Labeled box records:
= = = = =
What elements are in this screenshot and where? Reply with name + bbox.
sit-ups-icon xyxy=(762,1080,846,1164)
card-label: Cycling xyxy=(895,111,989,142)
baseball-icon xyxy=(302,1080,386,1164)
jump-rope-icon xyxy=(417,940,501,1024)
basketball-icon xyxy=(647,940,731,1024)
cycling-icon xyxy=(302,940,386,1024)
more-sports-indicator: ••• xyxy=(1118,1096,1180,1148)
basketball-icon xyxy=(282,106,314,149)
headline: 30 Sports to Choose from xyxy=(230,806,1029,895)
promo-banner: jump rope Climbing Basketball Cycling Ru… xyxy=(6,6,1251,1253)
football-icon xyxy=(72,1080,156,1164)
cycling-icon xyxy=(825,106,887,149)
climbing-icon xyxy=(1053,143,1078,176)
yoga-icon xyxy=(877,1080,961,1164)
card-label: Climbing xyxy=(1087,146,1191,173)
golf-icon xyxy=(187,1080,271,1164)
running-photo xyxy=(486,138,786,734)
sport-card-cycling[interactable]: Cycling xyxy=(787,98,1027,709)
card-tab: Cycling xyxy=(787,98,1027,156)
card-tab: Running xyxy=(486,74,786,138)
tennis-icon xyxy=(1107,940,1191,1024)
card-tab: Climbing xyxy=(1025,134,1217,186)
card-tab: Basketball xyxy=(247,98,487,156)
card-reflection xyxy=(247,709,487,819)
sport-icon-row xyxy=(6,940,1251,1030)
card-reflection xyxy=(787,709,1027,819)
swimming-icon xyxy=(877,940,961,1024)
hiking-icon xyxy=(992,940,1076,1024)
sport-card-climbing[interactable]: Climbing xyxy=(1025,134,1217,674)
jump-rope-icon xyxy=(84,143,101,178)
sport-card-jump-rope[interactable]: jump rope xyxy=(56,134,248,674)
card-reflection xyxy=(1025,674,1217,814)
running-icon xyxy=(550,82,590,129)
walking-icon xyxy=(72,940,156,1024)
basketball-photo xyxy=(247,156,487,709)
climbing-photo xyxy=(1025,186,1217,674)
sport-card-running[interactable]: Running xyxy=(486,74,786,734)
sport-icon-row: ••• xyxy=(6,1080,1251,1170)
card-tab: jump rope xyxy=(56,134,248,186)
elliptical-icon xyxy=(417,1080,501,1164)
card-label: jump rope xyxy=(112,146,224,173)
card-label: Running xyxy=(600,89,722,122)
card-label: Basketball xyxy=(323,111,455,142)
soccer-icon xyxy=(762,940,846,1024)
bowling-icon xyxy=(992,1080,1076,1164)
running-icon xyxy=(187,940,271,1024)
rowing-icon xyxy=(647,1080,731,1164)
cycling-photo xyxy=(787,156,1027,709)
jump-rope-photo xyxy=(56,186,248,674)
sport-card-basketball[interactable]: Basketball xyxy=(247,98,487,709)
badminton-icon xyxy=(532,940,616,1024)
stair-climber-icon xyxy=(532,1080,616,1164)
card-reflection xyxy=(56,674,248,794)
= = = = =
▸ **What you need to do**: Put every line of the material above into a Markdown table with the columns Row and Line, numbering the rows in order and leaving out any blank lines.

▸ **In response**:
| Row | Line |
|---|---|
| 1 | What elements are in this screenshot and where? Reply with name + bbox. |
| 2 | sit-ups-icon xyxy=(762,1080,846,1164) |
| 3 | card-label: Cycling xyxy=(895,111,989,142) |
| 4 | baseball-icon xyxy=(302,1080,386,1164) |
| 5 | jump-rope-icon xyxy=(417,940,501,1024) |
| 6 | basketball-icon xyxy=(647,940,731,1024) |
| 7 | cycling-icon xyxy=(302,940,386,1024) |
| 8 | more-sports-indicator: ••• xyxy=(1118,1096,1180,1148) |
| 9 | basketball-icon xyxy=(282,106,314,149) |
| 10 | headline: 30 Sports to Choose from xyxy=(230,806,1029,895) |
| 11 | promo-banner: jump rope Climbing Basketball Cycling Ru… xyxy=(6,6,1251,1253) |
| 12 | football-icon xyxy=(72,1080,156,1164) |
| 13 | cycling-icon xyxy=(825,106,887,149) |
| 14 | climbing-icon xyxy=(1053,143,1078,176) |
| 15 | yoga-icon xyxy=(877,1080,961,1164) |
| 16 | card-label: Climbing xyxy=(1087,146,1191,173) |
| 17 | golf-icon xyxy=(187,1080,271,1164) |
| 18 | running-photo xyxy=(486,138,786,734) |
| 19 | sport-card-cycling[interactable]: Cycling xyxy=(787,98,1027,709) |
| 20 | card-tab: Cycling xyxy=(787,98,1027,156) |
| 21 | card-tab: Running xyxy=(486,74,786,138) |
| 22 | tennis-icon xyxy=(1107,940,1191,1024) |
| 23 | card-tab: Climbing xyxy=(1025,134,1217,186) |
| 24 | card-tab: Basketball xyxy=(247,98,487,156) |
| 25 | card-reflection xyxy=(247,709,487,819) |
| 26 | sport-icon-row xyxy=(6,940,1251,1030) |
| 27 | card-reflection xyxy=(787,709,1027,819) |
| 28 | swimming-icon xyxy=(877,940,961,1024) |
| 29 | hiking-icon xyxy=(992,940,1076,1024) |
| 30 | sport-card-climbing[interactable]: Climbing xyxy=(1025,134,1217,674) |
| 31 | jump-rope-icon xyxy=(84,143,101,178) |
| 32 | sport-card-jump-rope[interactable]: jump rope xyxy=(56,134,248,674) |
| 33 | card-reflection xyxy=(1025,674,1217,814) |
| 34 | running-icon xyxy=(550,82,590,129) |
| 35 | walking-icon xyxy=(72,940,156,1024) |
| 36 | basketball-photo xyxy=(247,156,487,709) |
| 37 | climbing-photo xyxy=(1025,186,1217,674) |
| 38 | sport-card-running[interactable]: Running xyxy=(486,74,786,734) |
| 39 | sport-icon-row: ••• xyxy=(6,1080,1251,1170) |
| 40 | card-tab: jump rope xyxy=(56,134,248,186) |
| 41 | elliptical-icon xyxy=(417,1080,501,1164) |
| 42 | card-label: jump rope xyxy=(112,146,224,173) |
| 43 | card-label: Running xyxy=(600,89,722,122) |
| 44 | card-label: Basketball xyxy=(323,111,455,142) |
| 45 | soccer-icon xyxy=(762,940,846,1024) |
| 46 | bowling-icon xyxy=(992,1080,1076,1164) |
| 47 | running-icon xyxy=(187,940,271,1024) |
| 48 | rowing-icon xyxy=(647,1080,731,1164) |
| 49 | cycling-photo xyxy=(787,156,1027,709) |
| 50 | jump-rope-photo xyxy=(56,186,248,674) |
| 51 | sport-card-basketball[interactable]: Basketball xyxy=(247,98,487,709) |
| 52 | badminton-icon xyxy=(532,940,616,1024) |
| 53 | stair-climber-icon xyxy=(532,1080,616,1164) |
| 54 | card-reflection xyxy=(56,674,248,794) |